- [EXERCISE PROMPT]: Copy all of the material word for word, except for the pictures.

- [LISTED ENTRIES]:
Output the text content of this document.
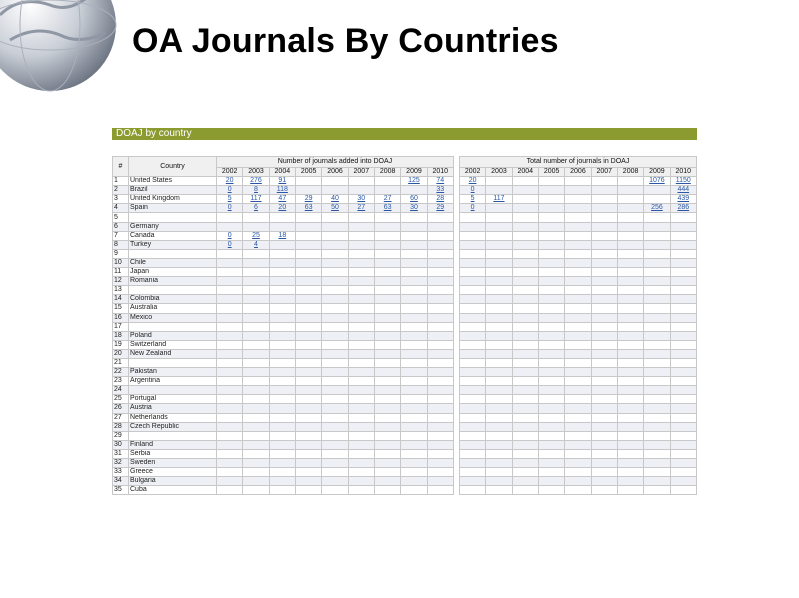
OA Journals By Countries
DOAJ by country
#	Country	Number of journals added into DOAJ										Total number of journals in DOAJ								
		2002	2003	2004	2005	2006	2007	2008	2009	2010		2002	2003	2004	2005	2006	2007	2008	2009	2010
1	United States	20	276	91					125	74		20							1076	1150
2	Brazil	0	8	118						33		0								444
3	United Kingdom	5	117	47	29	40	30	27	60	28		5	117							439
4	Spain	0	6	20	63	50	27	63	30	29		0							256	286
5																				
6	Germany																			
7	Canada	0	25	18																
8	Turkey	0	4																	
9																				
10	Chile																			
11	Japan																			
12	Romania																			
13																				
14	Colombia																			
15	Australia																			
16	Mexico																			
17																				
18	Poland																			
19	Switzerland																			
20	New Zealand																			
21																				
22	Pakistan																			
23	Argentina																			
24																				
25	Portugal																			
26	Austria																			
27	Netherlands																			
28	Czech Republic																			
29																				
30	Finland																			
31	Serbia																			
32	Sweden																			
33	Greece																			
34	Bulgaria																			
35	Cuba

- [RESULT]:
Output the text content of this document.
OA Journals By Countries
DOAJ by country
#	Country	Number of journals added into DOAJ										Total number of journals in DOAJ								
		2002	2003	2004	2005	2006	2007	2008	2009	2010		2002	2003	2004	2005	2006	2007	2008	2009	2010
1	United States	20	276	91					125	74		20							1076	1150
2	Brazil	0	8	118						33		0								444
3	United Kingdom	5	117	47	29	40	30	27	60	28		5	117							439
4	Spain	0	6	20	63	50	27	63	30	29		0							256	286
5																				
6	Germany																			
7	Canada	0	25	18																
8	Turkey	0	4																	
9																				
10	Chile																			
11	Japan																			
12	Romania																			
13																				
14	Colombia																			
15	Australia																			
16	Mexico																			
17																				
18	Poland																			
19	Switzerland																			
20	New Zealand																			
21																				
22	Pakistan																			
23	Argentina																			
24																				
25	Portugal																			
26	Austria																			
27	Netherlands																			
28	Czech Republic																			
29																				
30	Finland																			
31	Serbia																			
32	Sweden																			
33	Greece																			
34	Bulgaria																			
35	Cuba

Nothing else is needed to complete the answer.